■ **REQUIREMENT**
Would you quote the material below in full and unchanged?

■ **INPUT DATA**
————————

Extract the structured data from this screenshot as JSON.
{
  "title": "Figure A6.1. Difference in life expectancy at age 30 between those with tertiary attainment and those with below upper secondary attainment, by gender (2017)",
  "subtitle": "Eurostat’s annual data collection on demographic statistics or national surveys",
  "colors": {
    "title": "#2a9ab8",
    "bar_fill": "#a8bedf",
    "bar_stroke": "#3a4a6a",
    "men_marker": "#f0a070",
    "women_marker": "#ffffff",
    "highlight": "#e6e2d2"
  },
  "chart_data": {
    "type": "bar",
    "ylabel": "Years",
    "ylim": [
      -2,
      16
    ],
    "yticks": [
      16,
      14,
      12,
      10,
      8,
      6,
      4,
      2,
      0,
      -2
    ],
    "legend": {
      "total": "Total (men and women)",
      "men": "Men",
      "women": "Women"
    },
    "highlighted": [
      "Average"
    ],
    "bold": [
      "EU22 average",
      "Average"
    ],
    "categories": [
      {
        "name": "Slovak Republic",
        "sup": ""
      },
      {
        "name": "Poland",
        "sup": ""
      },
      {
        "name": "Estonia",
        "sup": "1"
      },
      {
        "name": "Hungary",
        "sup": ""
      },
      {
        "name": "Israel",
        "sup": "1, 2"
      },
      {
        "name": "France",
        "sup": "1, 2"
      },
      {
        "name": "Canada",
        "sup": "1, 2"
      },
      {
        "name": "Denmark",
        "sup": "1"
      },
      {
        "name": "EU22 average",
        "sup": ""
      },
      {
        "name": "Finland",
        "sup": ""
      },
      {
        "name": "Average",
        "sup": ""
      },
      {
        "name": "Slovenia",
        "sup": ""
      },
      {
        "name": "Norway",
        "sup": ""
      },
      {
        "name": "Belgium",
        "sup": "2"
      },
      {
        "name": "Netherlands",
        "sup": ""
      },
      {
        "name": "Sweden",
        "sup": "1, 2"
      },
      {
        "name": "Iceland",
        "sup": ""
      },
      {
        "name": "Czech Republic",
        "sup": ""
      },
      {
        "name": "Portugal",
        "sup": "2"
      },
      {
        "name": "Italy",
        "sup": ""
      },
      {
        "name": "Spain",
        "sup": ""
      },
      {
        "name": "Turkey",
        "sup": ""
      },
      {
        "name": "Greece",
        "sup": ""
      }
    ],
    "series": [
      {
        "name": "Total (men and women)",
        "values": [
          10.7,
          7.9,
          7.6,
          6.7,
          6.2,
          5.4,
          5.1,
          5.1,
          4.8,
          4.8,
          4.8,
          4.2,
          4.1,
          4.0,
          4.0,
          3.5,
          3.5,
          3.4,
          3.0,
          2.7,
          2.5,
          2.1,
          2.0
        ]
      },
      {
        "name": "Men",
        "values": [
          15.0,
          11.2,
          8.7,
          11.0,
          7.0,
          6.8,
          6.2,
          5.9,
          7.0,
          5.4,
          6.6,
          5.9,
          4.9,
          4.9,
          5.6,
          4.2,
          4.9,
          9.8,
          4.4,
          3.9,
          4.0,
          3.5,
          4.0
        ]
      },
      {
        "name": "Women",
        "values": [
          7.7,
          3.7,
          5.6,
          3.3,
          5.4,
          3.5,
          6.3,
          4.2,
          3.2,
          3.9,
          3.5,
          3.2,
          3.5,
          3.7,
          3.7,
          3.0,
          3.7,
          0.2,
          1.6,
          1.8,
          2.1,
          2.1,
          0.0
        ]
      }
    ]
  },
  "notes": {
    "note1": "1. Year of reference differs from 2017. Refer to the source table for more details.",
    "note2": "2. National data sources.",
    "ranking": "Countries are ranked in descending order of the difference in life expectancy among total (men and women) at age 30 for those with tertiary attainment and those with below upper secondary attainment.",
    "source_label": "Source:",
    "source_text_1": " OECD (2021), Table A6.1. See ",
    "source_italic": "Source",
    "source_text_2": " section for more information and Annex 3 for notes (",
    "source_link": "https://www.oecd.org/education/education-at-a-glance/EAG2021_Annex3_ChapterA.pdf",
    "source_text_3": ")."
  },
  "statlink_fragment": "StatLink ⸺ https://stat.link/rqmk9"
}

————————

■ **THE RESPONSE**
Extract the structured data from this screenshot as JSON.
{
  "title": "Figure A6.1. Difference in life expectancy at age 30 between those with tertiary attainment and those with below upper secondary attainment, by gender (2017)",
  "subtitle": "Eurostat’s annual data collection on demographic statistics or national surveys",
  "colors": {
    "title": "#2a9ab8",
    "bar_fill": "#a8bedf",
    "bar_stroke": "#3a4a6a",
    "men_marker": "#f0a070",
    "women_marker": "#ffffff",
    "highlight": "#e6e2d2"
  },
  "chart_data": {
    "type": "bar",
    "ylabel": "Years",
    "ylim": [
      -2,
      16
    ],
    "yticks": [
      16,
      14,
      12,
      10,
      8,
      6,
      4,
      2,
      0,
      -2
    ],
    "legend": {
      "total": "Total (men and women)",
      "men": "Men",
      "women": "Women"
    },
    "highlighted": [
      "Average"
    ],
    "bold": [
      "EU22 average",
      "Average"
    ],
    "categories": [
      {
        "name": "Slovak Republic",
        "sup": ""
      },
      {
        "name": "Poland",
        "sup": ""
      },
      {
        "name": "Estonia",
        "sup": "1"
      },
      {
        "name": "Hungary",
        "sup": ""
      },
      {
        "name": "Israel",
        "sup": "1, 2"
      },
      {
        "name": "France",
        "sup": "1, 2"
      },
      {
        "name": "Canada",
        "sup": "1, 2"
      },
      {
        "name": "Denmark",
        "sup": "1"
      },
      {
        "name": "EU22 average",
        "sup": ""
      },
      {
        "name": "Finland",
        "sup": ""
      },
      {
        "name": "Average",
        "sup": ""
      },
      {
        "name": "Slovenia",
        "sup": ""
      },
      {
        "name": "Norway",
        "sup": ""
      },
      {
        "name": "Belgium",
        "sup": "2"
      },
      {
        "name": "Netherlands",
        "sup": ""
      },
      {
        "name": "Sweden",
        "sup": "1, 2"
      },
      {
        "name": "Iceland",
        "sup": ""
      },
      {
        "name": "Czech Republic",
        "sup": ""
      },
      {
        "name": "Portugal",
        "sup": "2"
      },
      {
        "name": "Italy",
        "sup": ""
      },
      {
        "name": "Spain",
        "sup": ""
      },
      {
        "name": "Turkey",
        "sup": ""
      },
      {
        "name": "Greece",
        "sup": ""
      }
    ],
    "series": [
      {
        "name": "Total (men and women)",
        "values": [
          10.7,
          7.9,
          7.6,
          6.7,
          6.2,
          5.4,
          5.1,
          5.1,
          4.8,
          4.8,
          4.8,
          4.2,
          4.1,
          4.0,
          4.0,
          3.5,
          3.5,
          3.4,
          3.0,
          2.7,
          2.5,
          2.1,
          2.0
        ]
      },
      {
        "name": "Men",
        "values": [
          15.0,
          11.2,
          8.7,
          11.0,
          7.0,
          6.8,
          6.2,
          5.9,
          7.0,
          5.4,
          6.6,
          5.9,
          4.9,
          4.9,
          5.6,
          4.2,
          4.9,
          9.8,
          4.4,
          3.9,
          4.0,
          3.5,
          4.0
        ]
      },
      {
        "name": "Women",
        "values": [
          7.7,
          3.7,
          5.6,
          3.3,
          5.4,
          3.5,
          6.3,
          4.2,
          3.2,
          3.9,
          3.5,
          3.2,
          3.5,
          3.7,
          3.7,
          3.0,
          3.7,
          0.2,
          1.6,
          1.8,
          2.1,
          2.1,
          0.0
        ]
      }
    ]
  },
  "notes": {
    "note1": "1. Year of reference differs from 2017. Refer to the source table for more details.",
    "note2": "2. National data sources.",
    "ranking": "Countries are ranked in descending order of the difference in life expectancy among total (men and women) at age 30 for those with tertiary attainment and those with below upper secondary attainment.",
    "source_label": "Source:",
    "source_text_1": " OECD (2021), Table A6.1. See ",
    "source_italic": "Source",
    "source_text_2": " section for more information and Annex 3 for notes (",
    "source_link": "https://www.oecd.org/education/education-at-a-glance/EAG2021_Annex3_ChapterA.pdf",
    "source_text_3": ")."
  },
  "statlink_fragment": "StatLink ⸺ https://stat.link/rqmk9"
}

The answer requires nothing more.